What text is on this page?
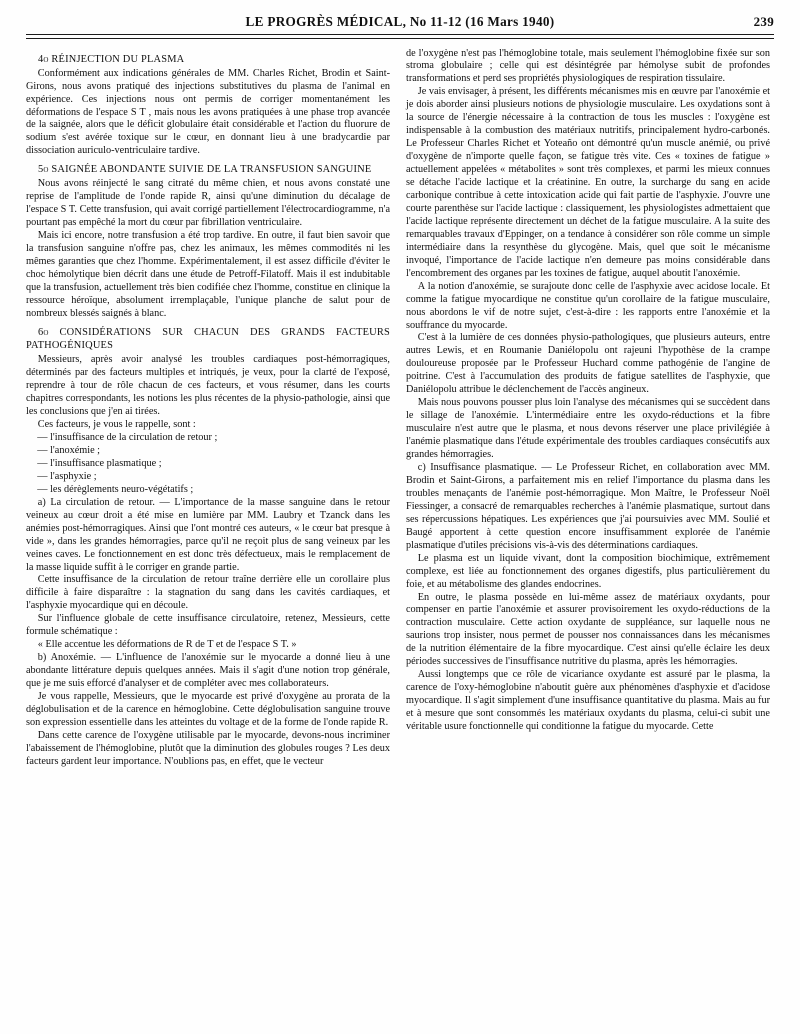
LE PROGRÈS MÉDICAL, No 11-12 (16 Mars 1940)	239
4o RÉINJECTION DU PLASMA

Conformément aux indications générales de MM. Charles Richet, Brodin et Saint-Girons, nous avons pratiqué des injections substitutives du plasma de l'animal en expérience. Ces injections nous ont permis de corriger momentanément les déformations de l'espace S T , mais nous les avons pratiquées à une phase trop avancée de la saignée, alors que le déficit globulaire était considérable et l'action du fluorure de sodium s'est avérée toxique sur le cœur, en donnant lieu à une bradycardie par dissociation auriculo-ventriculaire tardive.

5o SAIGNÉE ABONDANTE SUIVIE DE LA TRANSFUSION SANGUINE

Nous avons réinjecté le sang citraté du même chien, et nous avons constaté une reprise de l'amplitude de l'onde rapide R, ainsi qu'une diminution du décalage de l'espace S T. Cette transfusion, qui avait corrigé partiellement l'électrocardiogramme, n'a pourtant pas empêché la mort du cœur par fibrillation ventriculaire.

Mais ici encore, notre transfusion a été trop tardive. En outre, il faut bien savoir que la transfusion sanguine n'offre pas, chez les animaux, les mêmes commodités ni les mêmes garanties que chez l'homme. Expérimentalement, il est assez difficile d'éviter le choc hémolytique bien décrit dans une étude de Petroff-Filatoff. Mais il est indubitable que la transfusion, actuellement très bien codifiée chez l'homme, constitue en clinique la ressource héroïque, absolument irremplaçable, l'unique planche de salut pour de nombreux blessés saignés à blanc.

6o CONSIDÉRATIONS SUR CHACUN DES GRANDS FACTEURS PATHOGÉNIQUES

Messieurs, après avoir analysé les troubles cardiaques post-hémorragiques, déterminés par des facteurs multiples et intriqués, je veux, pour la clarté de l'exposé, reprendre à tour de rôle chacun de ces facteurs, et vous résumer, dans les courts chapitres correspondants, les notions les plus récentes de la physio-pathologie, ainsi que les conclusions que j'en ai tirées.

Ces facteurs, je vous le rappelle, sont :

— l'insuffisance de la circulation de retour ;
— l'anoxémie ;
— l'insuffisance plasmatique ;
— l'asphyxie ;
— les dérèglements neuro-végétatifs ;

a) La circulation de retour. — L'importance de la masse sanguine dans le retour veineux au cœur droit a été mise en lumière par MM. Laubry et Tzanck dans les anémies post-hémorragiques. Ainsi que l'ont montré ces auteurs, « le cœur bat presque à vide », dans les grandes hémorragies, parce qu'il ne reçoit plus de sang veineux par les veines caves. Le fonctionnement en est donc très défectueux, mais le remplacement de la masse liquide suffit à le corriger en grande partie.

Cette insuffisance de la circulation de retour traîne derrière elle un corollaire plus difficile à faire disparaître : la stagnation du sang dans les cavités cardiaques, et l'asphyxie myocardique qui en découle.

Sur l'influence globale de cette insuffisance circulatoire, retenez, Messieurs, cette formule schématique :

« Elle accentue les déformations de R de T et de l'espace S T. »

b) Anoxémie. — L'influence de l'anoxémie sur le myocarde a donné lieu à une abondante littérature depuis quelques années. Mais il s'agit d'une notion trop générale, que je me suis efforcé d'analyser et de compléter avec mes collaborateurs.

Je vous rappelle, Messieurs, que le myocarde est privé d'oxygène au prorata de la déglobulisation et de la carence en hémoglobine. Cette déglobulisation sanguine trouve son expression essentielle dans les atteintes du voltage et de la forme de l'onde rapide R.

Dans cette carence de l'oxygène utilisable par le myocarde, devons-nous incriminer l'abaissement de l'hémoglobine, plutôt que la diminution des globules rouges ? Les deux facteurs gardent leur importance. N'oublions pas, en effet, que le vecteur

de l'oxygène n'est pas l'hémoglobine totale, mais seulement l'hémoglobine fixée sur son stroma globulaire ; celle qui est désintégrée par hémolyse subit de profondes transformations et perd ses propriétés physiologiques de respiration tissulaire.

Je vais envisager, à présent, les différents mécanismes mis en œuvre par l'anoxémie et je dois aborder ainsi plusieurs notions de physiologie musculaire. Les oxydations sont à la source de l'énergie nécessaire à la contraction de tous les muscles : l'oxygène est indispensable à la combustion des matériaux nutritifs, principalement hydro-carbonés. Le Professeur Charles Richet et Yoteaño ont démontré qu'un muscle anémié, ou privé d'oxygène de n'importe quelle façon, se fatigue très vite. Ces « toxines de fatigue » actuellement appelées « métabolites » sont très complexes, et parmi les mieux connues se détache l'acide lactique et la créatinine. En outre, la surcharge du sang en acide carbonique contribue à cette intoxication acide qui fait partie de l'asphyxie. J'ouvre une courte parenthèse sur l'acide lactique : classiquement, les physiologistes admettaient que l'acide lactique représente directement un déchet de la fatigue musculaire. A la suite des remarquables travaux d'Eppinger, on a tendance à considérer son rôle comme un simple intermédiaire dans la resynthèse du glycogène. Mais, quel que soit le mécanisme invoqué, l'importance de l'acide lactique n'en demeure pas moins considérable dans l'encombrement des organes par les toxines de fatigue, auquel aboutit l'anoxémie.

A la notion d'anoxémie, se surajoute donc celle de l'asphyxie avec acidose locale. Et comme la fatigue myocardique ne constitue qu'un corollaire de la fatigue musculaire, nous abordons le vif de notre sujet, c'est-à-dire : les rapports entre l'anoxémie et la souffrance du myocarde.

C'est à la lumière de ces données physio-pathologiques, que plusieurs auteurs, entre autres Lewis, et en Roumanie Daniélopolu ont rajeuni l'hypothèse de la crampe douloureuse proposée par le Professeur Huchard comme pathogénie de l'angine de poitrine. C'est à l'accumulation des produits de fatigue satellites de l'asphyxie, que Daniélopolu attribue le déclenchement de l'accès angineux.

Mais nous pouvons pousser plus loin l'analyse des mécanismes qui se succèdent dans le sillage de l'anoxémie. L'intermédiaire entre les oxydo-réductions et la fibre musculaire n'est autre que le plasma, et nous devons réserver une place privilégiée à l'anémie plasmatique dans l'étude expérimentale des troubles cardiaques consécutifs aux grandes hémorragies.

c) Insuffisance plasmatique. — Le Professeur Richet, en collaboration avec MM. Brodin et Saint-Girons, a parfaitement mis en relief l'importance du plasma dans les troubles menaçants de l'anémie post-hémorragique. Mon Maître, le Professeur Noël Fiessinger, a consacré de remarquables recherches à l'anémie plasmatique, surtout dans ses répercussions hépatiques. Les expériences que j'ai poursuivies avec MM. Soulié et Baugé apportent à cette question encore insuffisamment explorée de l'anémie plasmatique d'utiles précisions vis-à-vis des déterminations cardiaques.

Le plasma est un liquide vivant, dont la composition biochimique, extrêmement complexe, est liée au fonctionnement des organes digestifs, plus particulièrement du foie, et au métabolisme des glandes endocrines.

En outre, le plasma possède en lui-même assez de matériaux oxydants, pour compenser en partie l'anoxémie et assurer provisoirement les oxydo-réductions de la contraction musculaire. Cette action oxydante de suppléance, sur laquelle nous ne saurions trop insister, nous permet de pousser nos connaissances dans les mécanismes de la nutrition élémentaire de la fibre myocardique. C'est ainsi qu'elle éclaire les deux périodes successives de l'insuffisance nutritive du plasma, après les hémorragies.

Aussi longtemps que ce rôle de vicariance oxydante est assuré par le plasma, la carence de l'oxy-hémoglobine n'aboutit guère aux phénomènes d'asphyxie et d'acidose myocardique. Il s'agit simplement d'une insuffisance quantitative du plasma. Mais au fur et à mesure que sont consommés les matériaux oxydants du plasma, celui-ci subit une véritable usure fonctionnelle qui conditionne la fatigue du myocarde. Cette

-- ASSIGNMENT --
Check each line of the records above for the word "corollaire" and report how many lines have it, as a number only.

-- EXPECTED ANSWER --
2